GOAL OF THE EXERCISE ▸
In the listing below, identify each line with the word "right" and return those lines.

RECORDS PROVIDED ▸
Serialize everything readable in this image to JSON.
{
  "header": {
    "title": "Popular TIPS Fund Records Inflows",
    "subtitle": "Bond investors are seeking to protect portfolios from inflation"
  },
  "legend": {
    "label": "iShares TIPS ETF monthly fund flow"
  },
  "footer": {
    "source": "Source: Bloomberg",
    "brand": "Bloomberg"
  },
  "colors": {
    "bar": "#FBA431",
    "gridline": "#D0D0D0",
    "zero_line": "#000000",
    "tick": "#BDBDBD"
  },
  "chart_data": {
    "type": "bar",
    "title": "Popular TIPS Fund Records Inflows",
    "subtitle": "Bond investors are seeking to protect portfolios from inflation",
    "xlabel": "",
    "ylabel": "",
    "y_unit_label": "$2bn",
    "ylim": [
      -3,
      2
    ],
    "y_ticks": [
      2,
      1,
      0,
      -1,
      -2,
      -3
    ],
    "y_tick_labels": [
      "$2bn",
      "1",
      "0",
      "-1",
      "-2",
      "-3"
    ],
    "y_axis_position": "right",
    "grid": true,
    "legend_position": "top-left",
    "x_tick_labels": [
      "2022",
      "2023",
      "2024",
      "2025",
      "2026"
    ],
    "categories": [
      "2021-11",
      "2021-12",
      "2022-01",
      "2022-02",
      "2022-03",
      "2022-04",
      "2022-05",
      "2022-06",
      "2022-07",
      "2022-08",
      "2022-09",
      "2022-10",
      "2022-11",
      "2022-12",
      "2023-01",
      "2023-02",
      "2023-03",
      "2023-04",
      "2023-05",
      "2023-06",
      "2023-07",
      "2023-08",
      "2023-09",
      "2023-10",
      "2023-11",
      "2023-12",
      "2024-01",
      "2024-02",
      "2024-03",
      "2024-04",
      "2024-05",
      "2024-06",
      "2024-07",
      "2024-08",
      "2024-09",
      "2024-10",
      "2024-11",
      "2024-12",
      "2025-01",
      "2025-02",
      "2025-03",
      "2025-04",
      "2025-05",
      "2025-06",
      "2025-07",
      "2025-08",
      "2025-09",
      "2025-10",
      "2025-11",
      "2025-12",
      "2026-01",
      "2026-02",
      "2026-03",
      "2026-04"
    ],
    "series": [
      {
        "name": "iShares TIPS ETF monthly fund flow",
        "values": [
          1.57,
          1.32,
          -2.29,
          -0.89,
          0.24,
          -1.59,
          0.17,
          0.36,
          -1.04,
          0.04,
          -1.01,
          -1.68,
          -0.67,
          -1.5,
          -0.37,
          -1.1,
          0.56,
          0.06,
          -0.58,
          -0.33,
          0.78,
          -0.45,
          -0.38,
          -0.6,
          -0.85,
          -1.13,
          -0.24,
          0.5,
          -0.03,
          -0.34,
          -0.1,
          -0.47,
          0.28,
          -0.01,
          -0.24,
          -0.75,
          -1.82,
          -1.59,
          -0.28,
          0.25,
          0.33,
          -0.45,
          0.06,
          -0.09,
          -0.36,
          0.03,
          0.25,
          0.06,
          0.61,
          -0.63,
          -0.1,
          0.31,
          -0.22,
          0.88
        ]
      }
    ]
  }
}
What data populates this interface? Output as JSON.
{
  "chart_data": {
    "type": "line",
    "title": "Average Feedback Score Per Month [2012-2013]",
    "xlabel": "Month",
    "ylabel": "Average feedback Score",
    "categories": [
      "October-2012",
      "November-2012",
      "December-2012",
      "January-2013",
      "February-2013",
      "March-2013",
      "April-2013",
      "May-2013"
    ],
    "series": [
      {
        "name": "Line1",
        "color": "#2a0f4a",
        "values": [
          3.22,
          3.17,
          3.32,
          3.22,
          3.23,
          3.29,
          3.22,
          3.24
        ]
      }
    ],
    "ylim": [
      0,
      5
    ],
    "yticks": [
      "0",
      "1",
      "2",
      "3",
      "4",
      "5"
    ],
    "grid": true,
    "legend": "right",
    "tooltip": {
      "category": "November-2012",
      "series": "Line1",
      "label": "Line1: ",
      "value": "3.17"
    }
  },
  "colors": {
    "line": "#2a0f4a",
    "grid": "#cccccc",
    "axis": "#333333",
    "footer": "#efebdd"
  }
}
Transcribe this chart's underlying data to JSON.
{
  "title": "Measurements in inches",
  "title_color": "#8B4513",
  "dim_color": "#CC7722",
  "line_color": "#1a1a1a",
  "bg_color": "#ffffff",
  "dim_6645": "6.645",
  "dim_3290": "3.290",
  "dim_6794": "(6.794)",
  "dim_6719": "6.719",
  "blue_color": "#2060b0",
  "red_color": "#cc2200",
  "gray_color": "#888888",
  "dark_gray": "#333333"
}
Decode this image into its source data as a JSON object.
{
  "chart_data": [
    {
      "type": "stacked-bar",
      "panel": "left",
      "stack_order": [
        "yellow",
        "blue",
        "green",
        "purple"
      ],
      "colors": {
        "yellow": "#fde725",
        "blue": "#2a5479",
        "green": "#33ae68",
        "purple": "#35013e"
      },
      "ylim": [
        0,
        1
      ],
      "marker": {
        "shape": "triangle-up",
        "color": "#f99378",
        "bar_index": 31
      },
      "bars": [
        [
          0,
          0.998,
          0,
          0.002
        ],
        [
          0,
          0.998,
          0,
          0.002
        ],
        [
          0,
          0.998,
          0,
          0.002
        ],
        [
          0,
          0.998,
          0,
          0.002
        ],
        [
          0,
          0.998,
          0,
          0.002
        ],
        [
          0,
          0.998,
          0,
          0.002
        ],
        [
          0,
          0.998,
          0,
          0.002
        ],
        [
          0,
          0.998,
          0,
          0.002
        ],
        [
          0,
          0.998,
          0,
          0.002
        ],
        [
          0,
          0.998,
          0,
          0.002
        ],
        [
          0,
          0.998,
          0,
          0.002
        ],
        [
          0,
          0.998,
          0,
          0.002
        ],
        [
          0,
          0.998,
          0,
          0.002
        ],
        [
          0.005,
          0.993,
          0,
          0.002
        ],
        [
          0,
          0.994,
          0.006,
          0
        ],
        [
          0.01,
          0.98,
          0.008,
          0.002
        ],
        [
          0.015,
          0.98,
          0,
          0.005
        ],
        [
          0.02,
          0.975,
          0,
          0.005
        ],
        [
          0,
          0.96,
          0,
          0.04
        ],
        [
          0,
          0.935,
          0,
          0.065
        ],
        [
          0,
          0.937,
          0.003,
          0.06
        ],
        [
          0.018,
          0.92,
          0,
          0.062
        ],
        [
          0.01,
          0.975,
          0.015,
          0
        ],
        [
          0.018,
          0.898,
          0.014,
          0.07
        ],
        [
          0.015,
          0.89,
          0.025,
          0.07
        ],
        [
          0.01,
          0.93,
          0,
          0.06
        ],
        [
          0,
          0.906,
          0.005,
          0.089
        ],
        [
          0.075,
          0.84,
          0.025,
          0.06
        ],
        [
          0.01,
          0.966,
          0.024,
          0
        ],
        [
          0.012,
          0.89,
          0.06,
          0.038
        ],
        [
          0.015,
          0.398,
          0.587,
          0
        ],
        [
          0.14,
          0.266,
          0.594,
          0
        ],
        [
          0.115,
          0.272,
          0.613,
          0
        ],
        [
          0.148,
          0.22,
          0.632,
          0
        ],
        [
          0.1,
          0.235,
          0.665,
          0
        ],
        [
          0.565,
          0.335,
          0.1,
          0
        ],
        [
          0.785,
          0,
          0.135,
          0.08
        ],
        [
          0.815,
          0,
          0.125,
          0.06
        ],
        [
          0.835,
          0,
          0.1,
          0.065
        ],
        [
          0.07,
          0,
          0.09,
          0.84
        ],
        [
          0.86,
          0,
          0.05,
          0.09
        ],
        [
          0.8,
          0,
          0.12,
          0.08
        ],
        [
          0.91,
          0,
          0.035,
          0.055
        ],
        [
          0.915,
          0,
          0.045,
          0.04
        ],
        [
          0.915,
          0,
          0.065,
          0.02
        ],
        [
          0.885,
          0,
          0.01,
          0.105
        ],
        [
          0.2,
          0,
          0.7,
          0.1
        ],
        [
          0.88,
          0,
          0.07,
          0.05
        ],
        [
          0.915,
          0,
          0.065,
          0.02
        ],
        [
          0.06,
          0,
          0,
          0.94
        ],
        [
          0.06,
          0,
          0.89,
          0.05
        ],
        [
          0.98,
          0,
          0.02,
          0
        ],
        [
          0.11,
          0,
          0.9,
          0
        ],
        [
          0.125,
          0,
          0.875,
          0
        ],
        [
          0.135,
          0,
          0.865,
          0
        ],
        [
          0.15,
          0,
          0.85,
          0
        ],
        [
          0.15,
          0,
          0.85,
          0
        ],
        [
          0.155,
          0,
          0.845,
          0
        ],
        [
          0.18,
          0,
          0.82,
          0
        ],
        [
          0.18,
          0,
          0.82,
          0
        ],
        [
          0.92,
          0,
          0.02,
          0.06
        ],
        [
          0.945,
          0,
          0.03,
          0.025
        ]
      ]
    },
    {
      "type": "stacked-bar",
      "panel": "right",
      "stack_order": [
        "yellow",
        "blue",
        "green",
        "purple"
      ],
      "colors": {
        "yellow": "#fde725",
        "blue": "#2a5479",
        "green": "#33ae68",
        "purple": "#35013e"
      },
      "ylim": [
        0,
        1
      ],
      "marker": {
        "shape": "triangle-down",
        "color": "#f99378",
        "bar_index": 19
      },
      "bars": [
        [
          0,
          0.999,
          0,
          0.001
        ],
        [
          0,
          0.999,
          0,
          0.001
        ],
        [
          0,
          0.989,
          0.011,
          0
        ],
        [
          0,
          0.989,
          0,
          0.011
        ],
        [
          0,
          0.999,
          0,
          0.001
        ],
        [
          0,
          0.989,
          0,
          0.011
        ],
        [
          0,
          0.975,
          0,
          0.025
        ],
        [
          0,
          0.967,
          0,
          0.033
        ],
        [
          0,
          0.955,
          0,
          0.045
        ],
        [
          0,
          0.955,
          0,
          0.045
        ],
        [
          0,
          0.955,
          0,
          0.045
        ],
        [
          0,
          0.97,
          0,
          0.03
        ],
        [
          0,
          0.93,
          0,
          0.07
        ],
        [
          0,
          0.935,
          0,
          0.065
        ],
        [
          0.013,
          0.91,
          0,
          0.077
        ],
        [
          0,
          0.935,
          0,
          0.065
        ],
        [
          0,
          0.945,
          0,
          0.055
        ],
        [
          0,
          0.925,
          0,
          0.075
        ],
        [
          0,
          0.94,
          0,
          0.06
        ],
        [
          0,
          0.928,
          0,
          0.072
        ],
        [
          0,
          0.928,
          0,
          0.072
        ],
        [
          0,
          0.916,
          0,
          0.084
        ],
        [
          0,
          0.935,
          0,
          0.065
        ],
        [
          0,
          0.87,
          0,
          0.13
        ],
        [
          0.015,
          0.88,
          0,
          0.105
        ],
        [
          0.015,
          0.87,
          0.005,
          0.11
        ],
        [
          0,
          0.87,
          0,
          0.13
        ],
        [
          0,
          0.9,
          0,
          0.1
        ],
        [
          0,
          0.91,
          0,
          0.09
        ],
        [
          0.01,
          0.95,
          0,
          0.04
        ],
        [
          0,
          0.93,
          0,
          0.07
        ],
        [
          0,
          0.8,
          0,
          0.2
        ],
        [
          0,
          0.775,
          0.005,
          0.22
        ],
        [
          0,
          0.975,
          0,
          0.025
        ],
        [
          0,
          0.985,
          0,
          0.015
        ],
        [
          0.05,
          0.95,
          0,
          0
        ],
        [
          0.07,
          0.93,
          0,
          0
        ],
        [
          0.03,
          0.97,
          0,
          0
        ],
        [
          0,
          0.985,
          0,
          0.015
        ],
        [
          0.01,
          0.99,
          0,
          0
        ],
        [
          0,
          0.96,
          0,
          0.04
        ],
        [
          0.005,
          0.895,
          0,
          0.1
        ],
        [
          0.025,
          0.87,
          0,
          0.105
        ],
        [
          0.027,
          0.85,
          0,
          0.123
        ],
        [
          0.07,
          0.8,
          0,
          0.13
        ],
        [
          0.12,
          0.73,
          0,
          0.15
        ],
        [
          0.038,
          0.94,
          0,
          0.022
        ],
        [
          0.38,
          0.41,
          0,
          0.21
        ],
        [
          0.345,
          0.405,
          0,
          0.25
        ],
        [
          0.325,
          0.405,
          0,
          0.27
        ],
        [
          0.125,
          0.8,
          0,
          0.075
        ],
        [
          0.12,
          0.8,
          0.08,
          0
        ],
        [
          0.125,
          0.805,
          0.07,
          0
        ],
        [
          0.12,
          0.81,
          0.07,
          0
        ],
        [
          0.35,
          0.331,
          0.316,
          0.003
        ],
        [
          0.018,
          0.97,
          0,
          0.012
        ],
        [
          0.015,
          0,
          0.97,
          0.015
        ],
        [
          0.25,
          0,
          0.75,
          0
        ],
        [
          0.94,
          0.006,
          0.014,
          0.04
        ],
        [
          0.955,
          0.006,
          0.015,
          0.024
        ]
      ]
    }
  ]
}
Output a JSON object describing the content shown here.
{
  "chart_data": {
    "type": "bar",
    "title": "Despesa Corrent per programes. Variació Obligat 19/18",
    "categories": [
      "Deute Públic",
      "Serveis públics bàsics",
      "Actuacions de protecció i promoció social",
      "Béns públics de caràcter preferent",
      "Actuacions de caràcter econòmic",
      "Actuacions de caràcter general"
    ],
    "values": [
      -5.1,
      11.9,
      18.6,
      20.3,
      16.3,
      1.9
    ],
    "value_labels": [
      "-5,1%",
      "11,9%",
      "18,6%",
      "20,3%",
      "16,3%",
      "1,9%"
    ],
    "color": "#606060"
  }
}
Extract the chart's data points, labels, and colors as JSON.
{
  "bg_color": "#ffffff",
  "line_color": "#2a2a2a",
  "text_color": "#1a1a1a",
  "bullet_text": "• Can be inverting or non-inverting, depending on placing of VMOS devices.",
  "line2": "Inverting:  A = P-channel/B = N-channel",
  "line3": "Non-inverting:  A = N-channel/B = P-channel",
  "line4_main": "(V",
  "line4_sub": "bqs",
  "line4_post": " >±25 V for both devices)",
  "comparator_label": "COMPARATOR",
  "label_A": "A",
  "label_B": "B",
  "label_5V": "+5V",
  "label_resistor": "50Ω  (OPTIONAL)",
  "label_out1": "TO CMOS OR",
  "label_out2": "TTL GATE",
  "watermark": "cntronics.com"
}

WRITTEN REPLY ▸
    "y_axis_position": "right",
    "legend": "right",
      "panel": "right",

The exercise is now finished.